[start]

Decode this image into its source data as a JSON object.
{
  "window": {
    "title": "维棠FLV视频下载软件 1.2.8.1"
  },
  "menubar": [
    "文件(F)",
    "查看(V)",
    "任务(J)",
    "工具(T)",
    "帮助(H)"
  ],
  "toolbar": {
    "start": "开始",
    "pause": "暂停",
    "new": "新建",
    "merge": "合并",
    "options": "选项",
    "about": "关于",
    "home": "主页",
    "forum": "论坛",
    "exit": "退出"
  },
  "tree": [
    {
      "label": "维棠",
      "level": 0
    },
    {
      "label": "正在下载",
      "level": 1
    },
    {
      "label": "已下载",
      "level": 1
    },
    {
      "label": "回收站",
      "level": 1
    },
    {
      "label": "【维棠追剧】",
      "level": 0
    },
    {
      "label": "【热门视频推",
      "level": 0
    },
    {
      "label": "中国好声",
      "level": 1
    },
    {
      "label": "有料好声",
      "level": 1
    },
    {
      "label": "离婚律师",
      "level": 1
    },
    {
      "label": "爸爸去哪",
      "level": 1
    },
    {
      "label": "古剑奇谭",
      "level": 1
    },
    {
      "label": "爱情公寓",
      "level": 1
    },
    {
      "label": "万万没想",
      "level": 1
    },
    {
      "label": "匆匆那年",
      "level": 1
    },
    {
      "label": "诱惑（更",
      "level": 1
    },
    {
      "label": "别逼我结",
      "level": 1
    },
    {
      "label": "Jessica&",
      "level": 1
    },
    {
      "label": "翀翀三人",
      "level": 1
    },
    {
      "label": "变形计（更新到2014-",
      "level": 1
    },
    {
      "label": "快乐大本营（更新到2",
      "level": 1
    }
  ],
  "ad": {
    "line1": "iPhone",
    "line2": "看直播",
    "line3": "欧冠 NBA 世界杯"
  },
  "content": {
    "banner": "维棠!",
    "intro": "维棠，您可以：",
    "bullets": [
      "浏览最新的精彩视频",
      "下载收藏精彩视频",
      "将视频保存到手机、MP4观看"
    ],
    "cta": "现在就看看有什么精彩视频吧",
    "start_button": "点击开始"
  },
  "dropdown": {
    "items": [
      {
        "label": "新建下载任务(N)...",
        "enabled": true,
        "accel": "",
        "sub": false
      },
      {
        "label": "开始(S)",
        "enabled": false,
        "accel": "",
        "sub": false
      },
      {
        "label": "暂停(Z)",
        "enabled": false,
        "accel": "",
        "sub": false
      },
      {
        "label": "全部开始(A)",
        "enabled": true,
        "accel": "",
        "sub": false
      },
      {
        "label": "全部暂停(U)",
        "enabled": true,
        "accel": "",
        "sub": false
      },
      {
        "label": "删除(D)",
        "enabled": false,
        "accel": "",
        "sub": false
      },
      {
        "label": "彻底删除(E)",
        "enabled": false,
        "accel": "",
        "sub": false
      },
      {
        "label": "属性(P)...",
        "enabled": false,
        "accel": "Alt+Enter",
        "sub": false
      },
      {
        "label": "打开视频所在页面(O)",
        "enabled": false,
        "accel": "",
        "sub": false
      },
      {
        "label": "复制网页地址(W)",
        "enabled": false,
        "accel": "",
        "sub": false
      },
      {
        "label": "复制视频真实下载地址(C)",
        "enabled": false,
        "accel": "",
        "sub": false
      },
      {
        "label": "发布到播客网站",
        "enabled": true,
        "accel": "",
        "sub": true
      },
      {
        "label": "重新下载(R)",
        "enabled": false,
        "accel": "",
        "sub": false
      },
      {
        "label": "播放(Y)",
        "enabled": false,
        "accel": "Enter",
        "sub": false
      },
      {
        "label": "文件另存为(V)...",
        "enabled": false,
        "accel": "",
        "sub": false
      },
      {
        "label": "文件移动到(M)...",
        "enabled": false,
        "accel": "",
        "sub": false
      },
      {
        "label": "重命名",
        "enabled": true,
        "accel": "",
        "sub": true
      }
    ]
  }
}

[end]

Write out the data again, exactly and in full.

Decode this image into its source data as a JSON object.
{
  "window": {
    "title": "维棠FLV视频下载软件 1.2.8.1"
  },
  "menubar": [
    "文件(F)",
    "查看(V)",
    "任务(J)",
    "工具(T)",
    "帮助(H)"
  ],
  "toolbar": {
    "start": "开始",
    "pause": "暂停",
    "new": "新建",
    "merge": "合并",
    "options": "选项",
    "about": "关于",
    "home": "主页",
    "forum": "论坛",
    "exit": "退出"
  },
  "tree": [
    {
      "label": "维棠",
      "level": 0
    },
    {
      "label": "正在下载",
      "level": 1
    },
    {
      "label": "已下载",
      "level": 1
    },
    {
      "label": "回收站",
      "level": 1
    },
    {
      "label": "【维棠追剧】",
      "level": 0
    },
    {
      "label": "【热门视频推",
      "level": 0
    },
    {
      "label": "中国好声",
      "level": 1
    },
    {
      "label": "有料好声",
      "level": 1
    },
    {
      "label": "离婚律师",
      "level": 1
    },
    {
      "label": "爸爸去哪",
      "level": 1
    },
    {
      "label": "古剑奇谭",
      "level": 1
    },
    {
      "label": "爱情公寓",
      "level": 1
    },
    {
      "label": "万万没想",
      "level": 1
    },
    {
      "label": "匆匆那年",
      "level": 1
    },
    {
      "label": "诱惑（更",
      "level": 1
    },
    {
      "label": "别逼我结",
      "level": 1
    },
    {
      "label": "Jessica&",
      "level": 1
    },
    {
      "label": "翀翀三人",
      "level": 1
    },
    {
      "label": "变形计（更新到2014-",
      "level": 1
    },
    {
      "label": "快乐大本营（更新到2",
      "level": 1
    }
  ],
  "ad": {
    "line1": "iPhone",
    "line2": "看直播",
    "line3": "欧冠 NBA 世界杯"
  },
  "content": {
    "banner": "维棠!",
    "intro": "维棠，您可以：",
    "bullets": [
      "浏览最新的精彩视频",
      "下载收藏精彩视频",
      "将视频保存到手机、MP4观看"
    ],
    "cta": "现在就看看有什么精彩视频吧",
    "start_button": "点击开始"
  },
  "dropdown": {
    "items": [
      {
        "label": "新建下载任务(N)...",
        "enabled": true,
        "accel": "",
        "sub": false
      },
      {
        "label": "开始(S)",
        "enabled": false,
        "accel": "",
        "sub": false
      },
      {
        "label": "暂停(Z)",
        "enabled": false,
        "accel": "",
        "sub": false
      },
      {
        "label": "全部开始(A)",
        "enabled": true,
        "accel": "",
        "sub": false
      },
      {
        "label": "全部暂停(U)",
        "enabled": true,
        "accel": "",
        "sub": false
      },
      {
        "label": "删除(D)",
        "enabled": false,
        "accel": "",
        "sub": false
      },
      {
        "label": "彻底删除(E)",
        "enabled": false,
        "accel": "",
        "sub": false
      },
      {
        "label": "属性(P)...",
        "enabled": false,
        "accel": "Alt+Enter",
        "sub": false
      },
      {
        "label": "打开视频所在页面(O)",
        "enabled": false,
        "accel": "",
        "sub": false
      },
      {
        "label": "复制网页地址(W)",
        "enabled": false,
        "accel": "",
        "sub": false
      },
      {
        "label": "复制视频真实下载地址(C)",
        "enabled": false,
        "accel": "",
        "sub": false
      },
      {
        "label": "发布到播客网站",
        "enabled": true,
        "accel": "",
        "sub": true
      },
      {
        "label": "重新下载(R)",
        "enabled": false,
        "accel": "",
        "sub": false
      },
      {
        "label": "播放(Y)",
        "enabled": false,
        "accel": "Enter",
        "sub": false
      },
      {
        "label": "文件另存为(V)...",
        "enabled": false,
        "accel": "",
        "sub": false
      },
      {
        "label": "文件移动到(M)...",
        "enabled": false,
        "accel": "",
        "sub": false
      },
      {
        "label": "重命名",
        "enabled": true,
        "accel": "",
        "sub": true
      }
    ]
  }
}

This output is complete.